◆ **DIRECTIONS**:
Count how many lines hold the string "degli". Give that number alone.

◆ **DATASET**:
☆ ☆ ☆ ☆ ☆ ☆ ☆
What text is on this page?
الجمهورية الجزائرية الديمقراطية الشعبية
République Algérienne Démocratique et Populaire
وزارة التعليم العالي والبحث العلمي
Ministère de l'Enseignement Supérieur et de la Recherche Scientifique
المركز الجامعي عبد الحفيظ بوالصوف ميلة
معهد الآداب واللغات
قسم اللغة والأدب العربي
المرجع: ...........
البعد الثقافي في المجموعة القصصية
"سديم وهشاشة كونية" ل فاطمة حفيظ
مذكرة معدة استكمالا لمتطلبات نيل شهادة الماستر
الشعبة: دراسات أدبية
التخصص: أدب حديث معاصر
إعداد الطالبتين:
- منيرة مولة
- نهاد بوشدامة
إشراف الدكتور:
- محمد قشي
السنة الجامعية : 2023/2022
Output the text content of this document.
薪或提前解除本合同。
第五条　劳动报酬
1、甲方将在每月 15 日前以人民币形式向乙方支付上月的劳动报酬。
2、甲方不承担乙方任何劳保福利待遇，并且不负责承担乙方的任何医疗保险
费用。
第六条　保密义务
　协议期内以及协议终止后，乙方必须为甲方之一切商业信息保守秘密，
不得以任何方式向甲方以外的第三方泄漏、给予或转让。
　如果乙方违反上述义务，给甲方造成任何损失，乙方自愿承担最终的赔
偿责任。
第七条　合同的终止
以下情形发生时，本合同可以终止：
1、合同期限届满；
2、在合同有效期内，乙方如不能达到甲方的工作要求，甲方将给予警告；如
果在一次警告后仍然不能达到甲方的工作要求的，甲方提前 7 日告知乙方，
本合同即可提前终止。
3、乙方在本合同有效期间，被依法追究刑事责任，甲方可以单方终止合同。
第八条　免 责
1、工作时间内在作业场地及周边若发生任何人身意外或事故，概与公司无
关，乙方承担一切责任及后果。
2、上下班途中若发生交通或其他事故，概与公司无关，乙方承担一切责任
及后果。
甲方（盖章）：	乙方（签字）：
☆ ☆ ☆ ☆ ☆ ☆ ☆
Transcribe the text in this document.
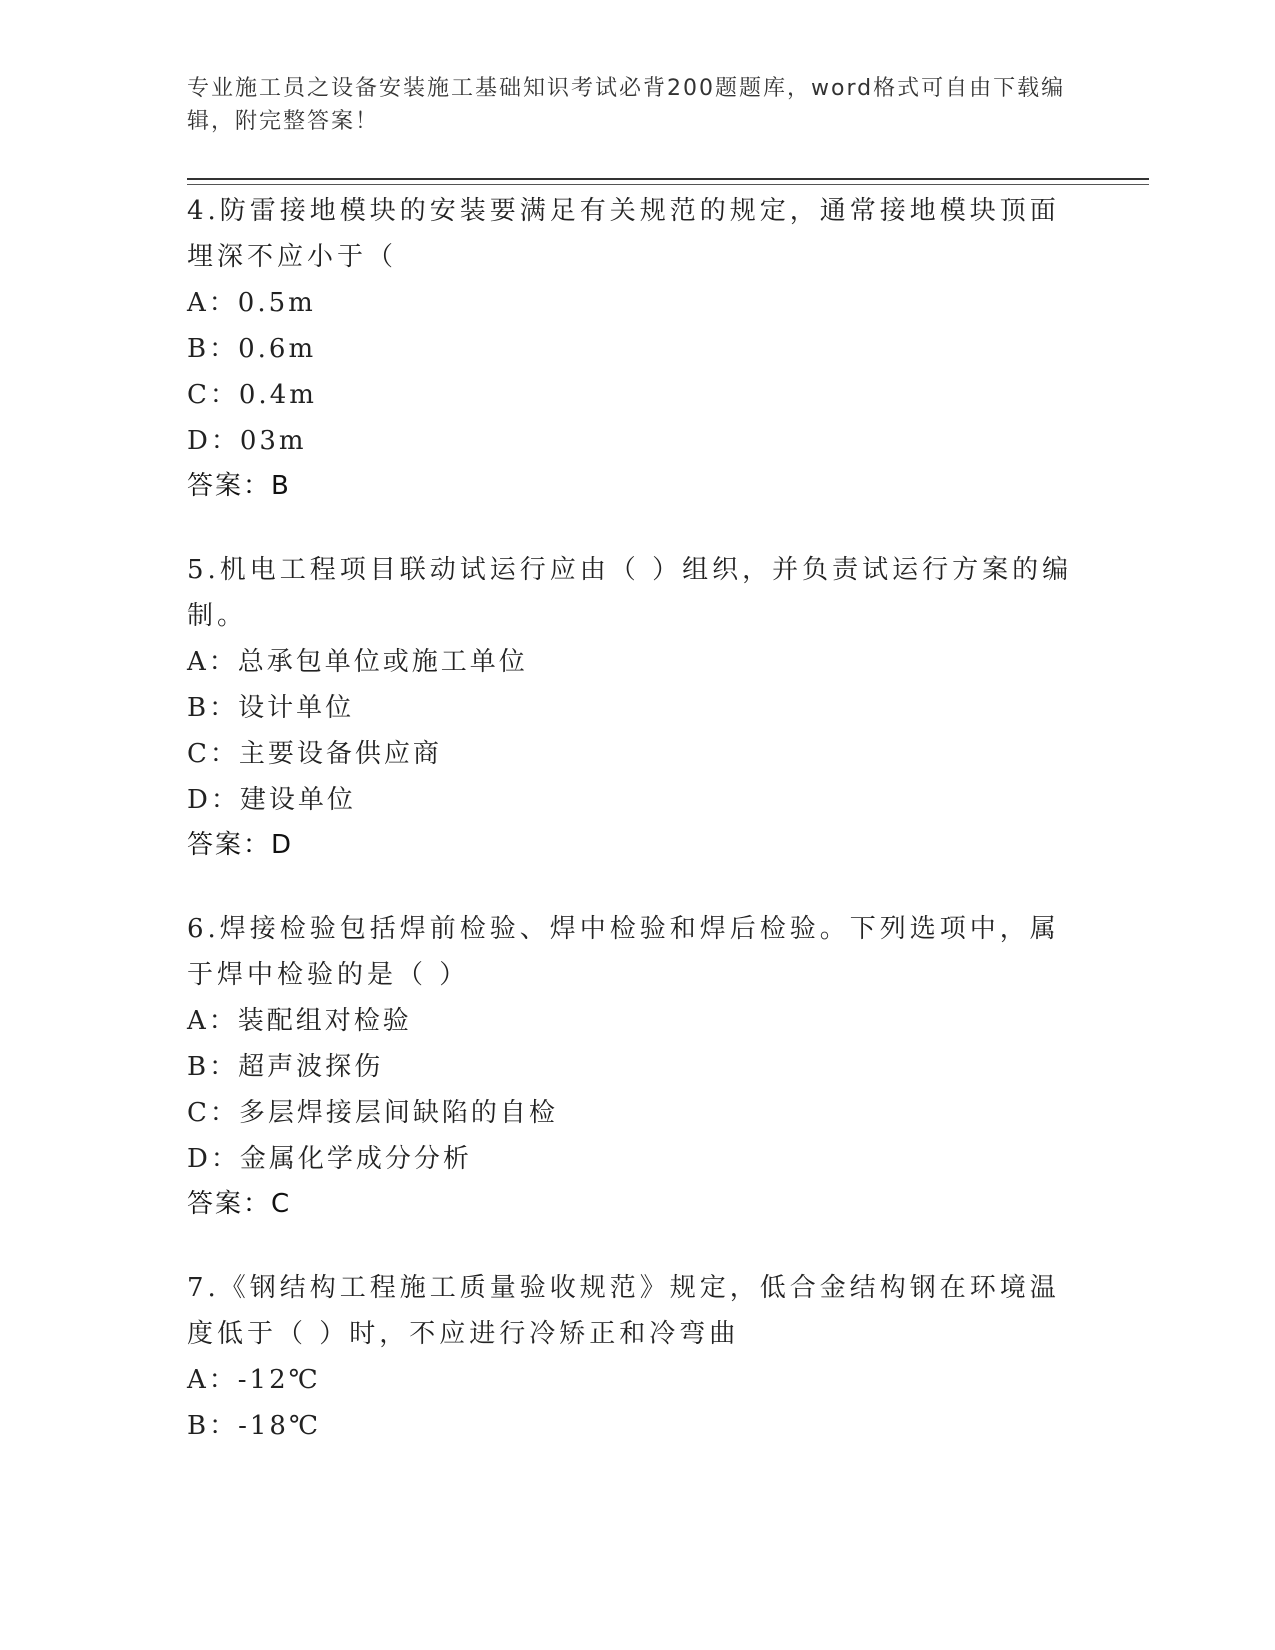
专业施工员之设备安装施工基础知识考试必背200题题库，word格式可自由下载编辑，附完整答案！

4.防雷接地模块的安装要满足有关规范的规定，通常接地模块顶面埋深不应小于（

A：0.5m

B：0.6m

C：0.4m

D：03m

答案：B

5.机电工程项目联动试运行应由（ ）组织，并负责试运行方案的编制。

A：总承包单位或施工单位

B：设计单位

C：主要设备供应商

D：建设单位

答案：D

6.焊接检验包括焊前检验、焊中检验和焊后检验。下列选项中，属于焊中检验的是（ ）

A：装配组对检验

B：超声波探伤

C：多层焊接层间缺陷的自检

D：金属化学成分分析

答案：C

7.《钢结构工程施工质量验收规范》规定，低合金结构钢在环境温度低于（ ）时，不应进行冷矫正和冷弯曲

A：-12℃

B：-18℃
☆ ☆ ☆ ☆ ☆ ☆ ☆
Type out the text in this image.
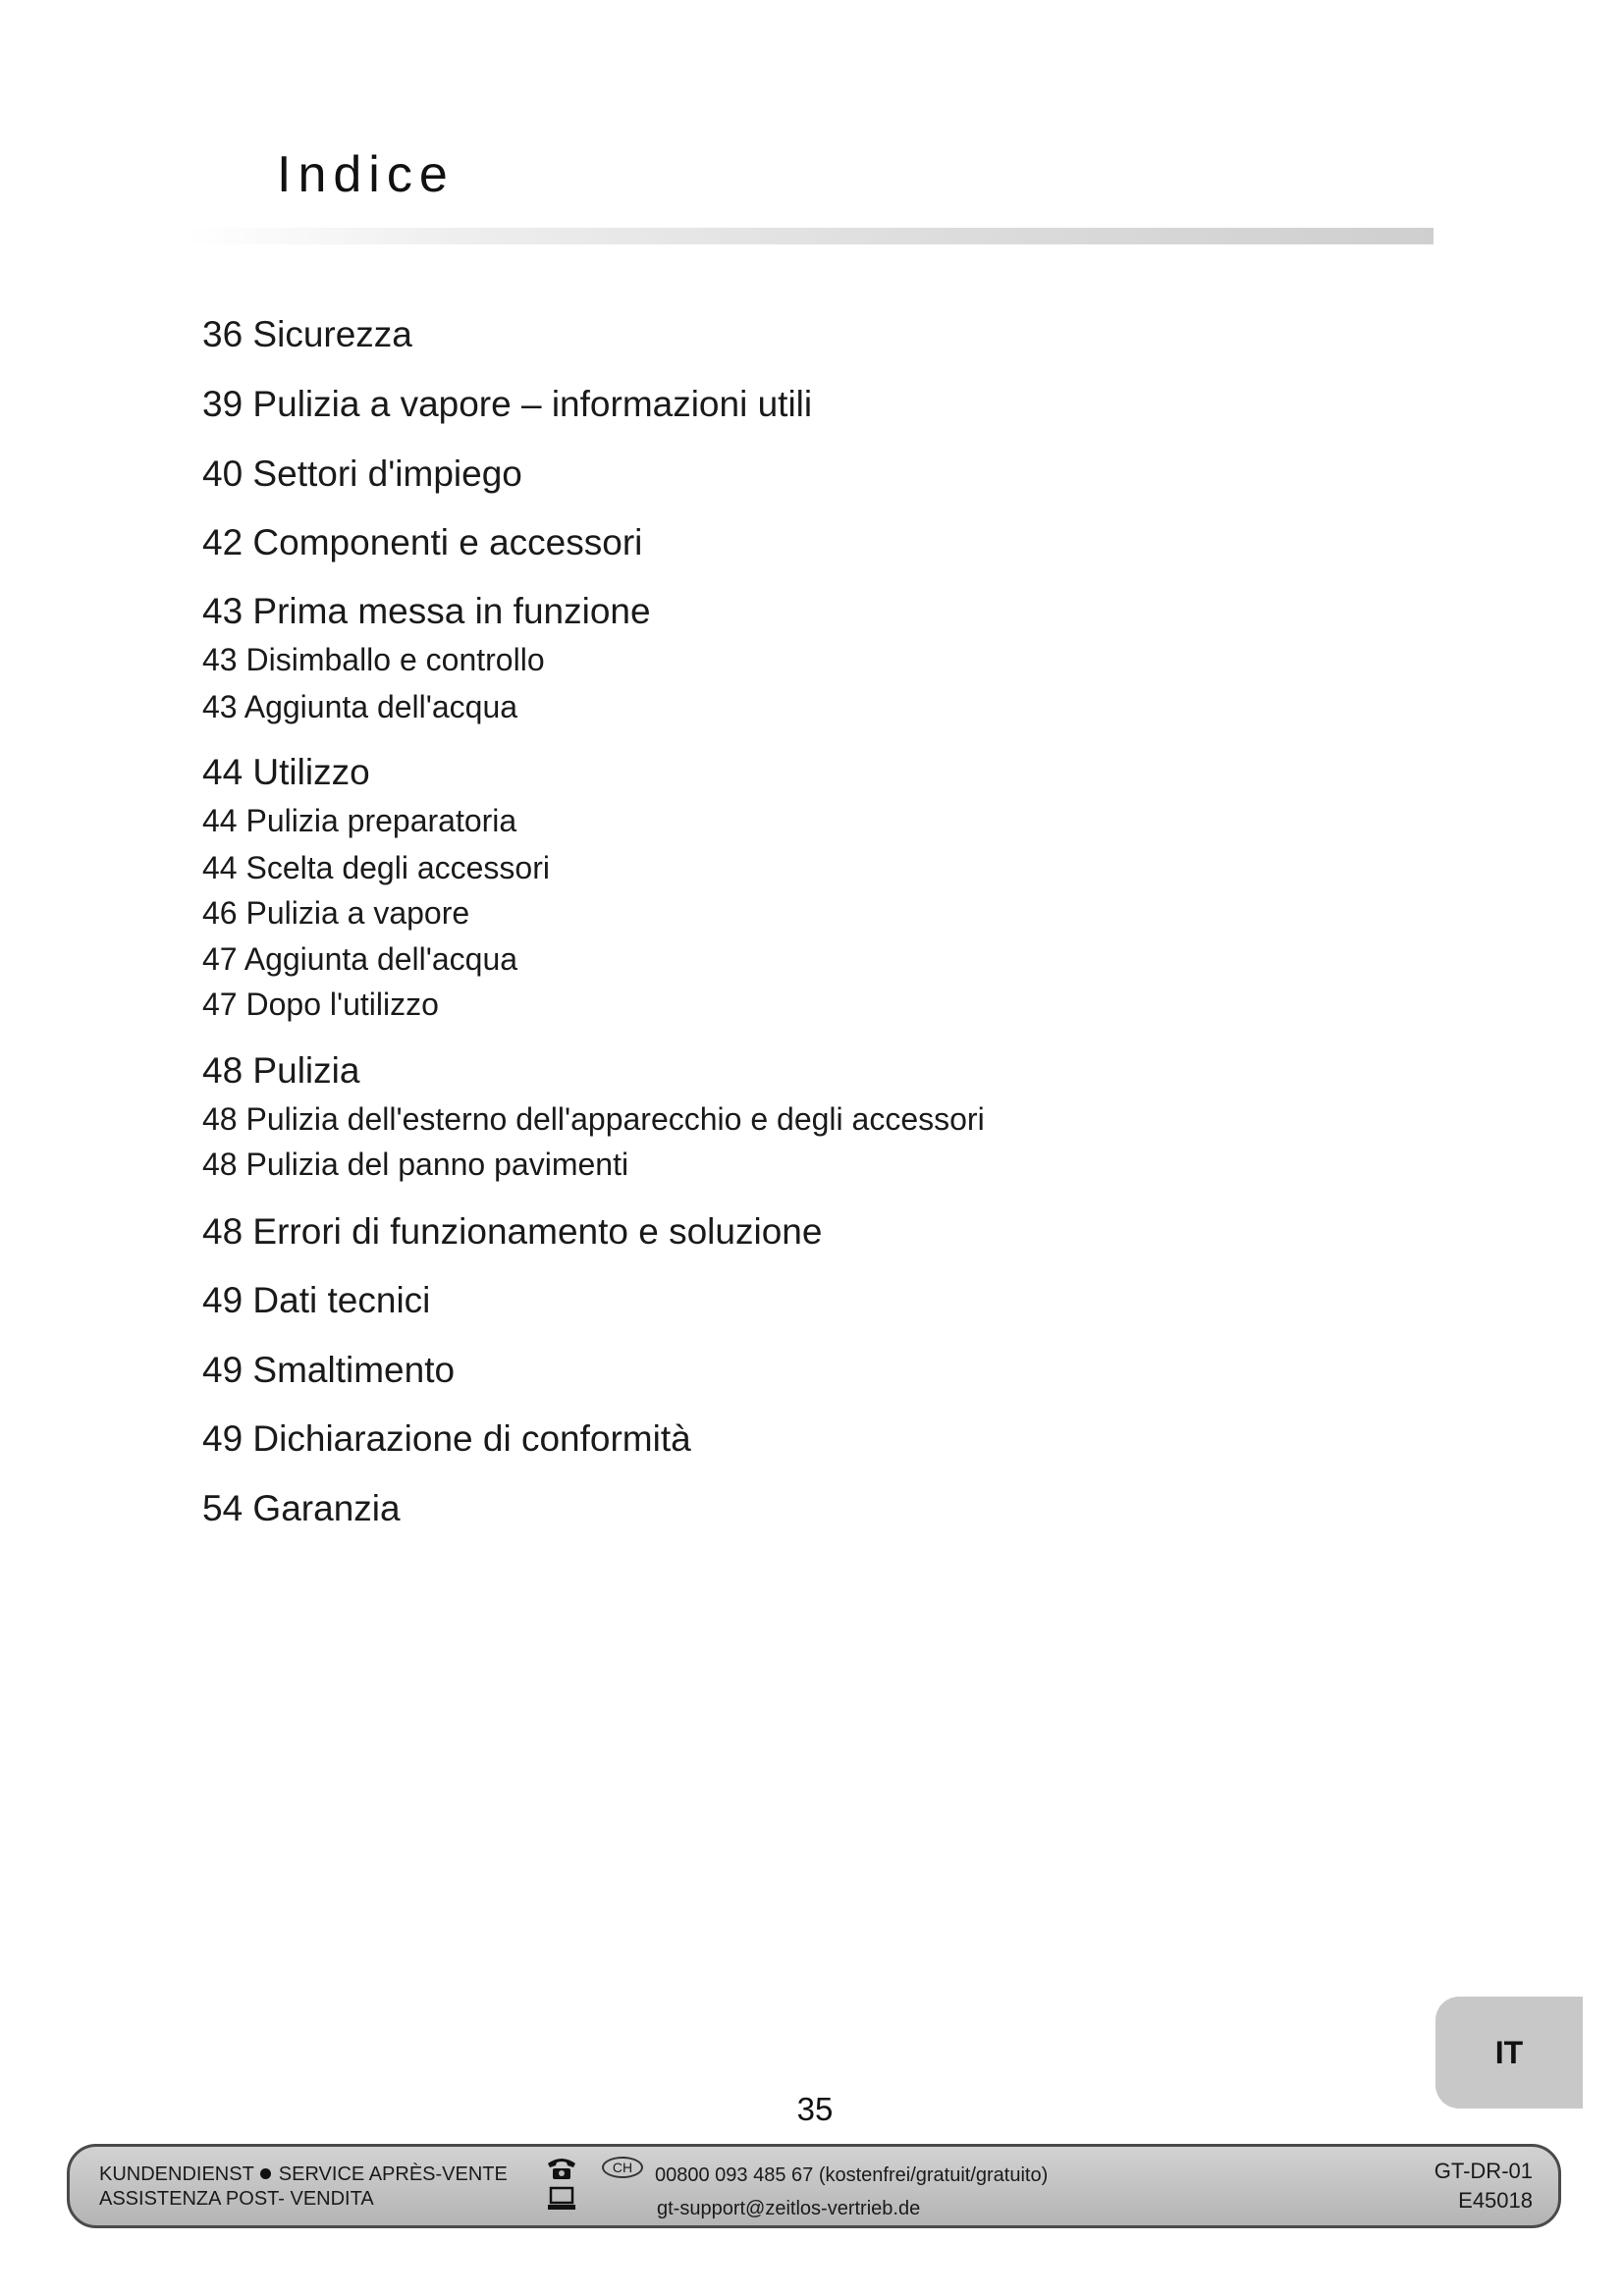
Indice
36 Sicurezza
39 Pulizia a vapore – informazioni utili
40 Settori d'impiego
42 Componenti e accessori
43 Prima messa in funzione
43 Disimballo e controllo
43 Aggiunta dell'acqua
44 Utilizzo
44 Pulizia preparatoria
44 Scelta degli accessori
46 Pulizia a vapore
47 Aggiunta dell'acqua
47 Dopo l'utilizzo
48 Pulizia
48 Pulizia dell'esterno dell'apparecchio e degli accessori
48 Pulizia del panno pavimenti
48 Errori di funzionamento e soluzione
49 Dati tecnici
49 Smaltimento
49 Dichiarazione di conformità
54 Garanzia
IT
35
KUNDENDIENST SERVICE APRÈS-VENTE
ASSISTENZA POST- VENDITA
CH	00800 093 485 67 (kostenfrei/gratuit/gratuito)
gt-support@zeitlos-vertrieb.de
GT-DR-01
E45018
☆ ☆ ☆ ☆ ☆ ☆ ☆
◆ **EXERCISE ANSWER**:
2